**WRITTEN PROBLEM:**
Wherever a line holds the string "page", copy that line.

**DATA ENTRIES:**
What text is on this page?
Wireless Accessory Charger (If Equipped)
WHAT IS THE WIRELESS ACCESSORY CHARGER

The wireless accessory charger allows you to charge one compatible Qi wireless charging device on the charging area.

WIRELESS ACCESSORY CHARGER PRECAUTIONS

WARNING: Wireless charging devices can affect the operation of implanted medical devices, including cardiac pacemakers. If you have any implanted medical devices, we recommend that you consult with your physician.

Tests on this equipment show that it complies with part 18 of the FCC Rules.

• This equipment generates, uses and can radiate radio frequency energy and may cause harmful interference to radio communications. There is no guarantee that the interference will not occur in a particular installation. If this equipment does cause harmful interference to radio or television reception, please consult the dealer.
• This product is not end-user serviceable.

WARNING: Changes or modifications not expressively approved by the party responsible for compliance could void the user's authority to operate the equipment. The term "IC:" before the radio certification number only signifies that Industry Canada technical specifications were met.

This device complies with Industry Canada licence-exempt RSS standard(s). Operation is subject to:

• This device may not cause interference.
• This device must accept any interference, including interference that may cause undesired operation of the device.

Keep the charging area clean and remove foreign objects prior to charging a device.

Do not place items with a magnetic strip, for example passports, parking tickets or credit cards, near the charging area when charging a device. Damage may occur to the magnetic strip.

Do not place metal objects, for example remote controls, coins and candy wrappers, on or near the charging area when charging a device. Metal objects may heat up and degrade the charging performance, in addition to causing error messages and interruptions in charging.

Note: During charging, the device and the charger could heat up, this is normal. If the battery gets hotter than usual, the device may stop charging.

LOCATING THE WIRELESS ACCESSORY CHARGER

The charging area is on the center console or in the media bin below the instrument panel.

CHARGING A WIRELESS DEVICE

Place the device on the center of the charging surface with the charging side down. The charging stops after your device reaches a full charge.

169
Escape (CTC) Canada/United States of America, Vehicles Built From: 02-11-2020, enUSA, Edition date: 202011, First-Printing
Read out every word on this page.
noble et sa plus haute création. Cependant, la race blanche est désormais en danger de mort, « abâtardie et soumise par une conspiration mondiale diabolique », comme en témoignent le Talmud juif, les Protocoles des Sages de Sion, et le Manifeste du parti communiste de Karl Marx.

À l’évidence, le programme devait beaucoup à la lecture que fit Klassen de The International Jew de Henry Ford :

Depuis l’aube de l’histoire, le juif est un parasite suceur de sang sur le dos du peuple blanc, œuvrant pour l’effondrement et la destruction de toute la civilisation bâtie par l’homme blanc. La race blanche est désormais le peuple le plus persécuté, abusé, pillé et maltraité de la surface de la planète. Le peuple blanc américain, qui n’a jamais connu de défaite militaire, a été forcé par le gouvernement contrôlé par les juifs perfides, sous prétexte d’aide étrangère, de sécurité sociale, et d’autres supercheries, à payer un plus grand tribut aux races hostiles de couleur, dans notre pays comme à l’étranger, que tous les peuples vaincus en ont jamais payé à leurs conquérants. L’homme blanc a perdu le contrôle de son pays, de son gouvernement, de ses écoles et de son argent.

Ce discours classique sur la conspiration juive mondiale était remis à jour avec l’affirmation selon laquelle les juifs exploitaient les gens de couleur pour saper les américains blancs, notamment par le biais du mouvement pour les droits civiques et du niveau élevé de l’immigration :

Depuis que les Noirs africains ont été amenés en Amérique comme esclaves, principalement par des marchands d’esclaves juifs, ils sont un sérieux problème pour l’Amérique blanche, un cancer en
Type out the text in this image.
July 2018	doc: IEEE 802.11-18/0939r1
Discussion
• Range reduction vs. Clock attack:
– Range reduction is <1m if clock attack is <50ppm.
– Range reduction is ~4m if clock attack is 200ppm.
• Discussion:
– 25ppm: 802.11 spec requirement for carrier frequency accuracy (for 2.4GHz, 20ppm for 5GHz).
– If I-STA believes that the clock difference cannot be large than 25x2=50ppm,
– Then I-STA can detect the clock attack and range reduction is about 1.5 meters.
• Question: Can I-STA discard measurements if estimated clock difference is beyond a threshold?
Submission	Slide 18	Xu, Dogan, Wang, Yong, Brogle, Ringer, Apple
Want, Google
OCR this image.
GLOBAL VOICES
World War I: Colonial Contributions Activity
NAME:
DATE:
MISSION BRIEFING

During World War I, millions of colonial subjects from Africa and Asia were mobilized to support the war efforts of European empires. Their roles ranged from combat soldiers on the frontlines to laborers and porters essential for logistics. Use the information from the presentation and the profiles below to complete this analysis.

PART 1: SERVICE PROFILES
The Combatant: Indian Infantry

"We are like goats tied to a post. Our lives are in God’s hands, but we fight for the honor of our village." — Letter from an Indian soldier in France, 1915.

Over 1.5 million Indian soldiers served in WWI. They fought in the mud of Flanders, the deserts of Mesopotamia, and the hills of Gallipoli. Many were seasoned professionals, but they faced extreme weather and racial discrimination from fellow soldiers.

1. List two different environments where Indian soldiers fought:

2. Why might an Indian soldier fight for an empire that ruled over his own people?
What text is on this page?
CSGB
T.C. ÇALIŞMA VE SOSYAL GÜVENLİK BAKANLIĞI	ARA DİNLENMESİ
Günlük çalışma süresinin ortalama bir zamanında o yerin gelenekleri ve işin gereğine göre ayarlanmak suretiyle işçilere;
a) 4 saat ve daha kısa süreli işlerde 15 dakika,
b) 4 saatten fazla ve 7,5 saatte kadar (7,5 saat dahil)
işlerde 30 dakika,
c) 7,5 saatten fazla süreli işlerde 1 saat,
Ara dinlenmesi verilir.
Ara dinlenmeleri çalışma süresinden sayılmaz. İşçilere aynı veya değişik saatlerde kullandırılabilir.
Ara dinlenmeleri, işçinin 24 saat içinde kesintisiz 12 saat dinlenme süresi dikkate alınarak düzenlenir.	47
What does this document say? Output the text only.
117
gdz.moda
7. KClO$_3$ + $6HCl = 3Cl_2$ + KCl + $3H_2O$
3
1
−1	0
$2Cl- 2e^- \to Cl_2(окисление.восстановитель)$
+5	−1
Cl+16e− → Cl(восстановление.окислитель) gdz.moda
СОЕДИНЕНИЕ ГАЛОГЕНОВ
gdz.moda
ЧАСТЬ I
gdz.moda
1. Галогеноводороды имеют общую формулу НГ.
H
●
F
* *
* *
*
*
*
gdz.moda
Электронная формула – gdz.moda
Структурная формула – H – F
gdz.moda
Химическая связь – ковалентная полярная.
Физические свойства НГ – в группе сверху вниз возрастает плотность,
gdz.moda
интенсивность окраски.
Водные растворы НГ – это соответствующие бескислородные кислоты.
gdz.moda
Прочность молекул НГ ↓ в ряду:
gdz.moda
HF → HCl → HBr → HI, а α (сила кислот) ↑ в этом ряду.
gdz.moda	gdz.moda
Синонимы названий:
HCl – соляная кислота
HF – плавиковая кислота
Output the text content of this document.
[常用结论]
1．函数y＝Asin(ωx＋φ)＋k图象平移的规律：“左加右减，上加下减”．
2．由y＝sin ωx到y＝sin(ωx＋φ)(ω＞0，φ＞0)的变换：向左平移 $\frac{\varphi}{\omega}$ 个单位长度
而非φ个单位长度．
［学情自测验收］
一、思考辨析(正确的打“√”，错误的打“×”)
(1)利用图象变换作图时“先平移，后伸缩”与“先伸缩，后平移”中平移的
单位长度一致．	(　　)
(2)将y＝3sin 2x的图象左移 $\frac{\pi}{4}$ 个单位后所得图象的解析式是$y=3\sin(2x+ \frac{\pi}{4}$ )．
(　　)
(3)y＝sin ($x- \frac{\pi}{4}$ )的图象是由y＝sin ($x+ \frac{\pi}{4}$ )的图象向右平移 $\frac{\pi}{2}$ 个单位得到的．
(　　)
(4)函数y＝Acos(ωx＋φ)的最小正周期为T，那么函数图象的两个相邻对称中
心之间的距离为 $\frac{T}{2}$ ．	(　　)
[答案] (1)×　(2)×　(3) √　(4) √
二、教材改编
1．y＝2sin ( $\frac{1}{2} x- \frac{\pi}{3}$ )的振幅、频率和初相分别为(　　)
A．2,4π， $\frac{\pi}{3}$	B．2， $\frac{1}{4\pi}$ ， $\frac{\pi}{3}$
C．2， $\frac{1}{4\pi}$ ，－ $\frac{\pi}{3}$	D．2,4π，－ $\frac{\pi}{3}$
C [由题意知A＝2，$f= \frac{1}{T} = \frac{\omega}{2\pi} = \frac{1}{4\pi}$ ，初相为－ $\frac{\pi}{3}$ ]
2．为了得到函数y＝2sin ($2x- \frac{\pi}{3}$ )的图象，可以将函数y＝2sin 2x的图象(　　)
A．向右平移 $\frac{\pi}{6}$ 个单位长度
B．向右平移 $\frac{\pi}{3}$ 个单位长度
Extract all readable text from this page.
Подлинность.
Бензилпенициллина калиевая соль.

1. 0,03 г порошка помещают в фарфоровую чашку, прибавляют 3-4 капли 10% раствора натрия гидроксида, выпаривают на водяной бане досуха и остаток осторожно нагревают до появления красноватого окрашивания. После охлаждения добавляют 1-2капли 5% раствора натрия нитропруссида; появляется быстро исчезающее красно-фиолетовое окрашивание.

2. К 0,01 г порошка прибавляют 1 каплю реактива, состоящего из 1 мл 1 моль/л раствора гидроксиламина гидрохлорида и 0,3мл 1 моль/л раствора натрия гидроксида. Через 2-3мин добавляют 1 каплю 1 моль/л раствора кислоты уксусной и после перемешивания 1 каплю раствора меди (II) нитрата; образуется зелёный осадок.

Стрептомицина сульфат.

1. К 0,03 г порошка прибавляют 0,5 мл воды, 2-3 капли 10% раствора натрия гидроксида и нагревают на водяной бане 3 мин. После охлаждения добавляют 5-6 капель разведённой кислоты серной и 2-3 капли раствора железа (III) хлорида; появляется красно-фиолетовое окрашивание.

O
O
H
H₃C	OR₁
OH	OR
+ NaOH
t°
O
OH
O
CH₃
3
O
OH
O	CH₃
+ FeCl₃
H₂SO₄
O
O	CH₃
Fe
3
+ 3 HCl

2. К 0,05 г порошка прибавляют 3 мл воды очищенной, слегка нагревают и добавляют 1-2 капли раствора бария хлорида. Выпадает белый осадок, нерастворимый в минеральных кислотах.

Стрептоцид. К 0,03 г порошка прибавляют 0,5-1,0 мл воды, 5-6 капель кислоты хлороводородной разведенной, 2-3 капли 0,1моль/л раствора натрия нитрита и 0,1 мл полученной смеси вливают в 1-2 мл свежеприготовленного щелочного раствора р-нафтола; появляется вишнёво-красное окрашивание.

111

**ANSWER:**
What text is on this page?
Read out every word on this page.
What text is on this page?
Extract all readable text from this page.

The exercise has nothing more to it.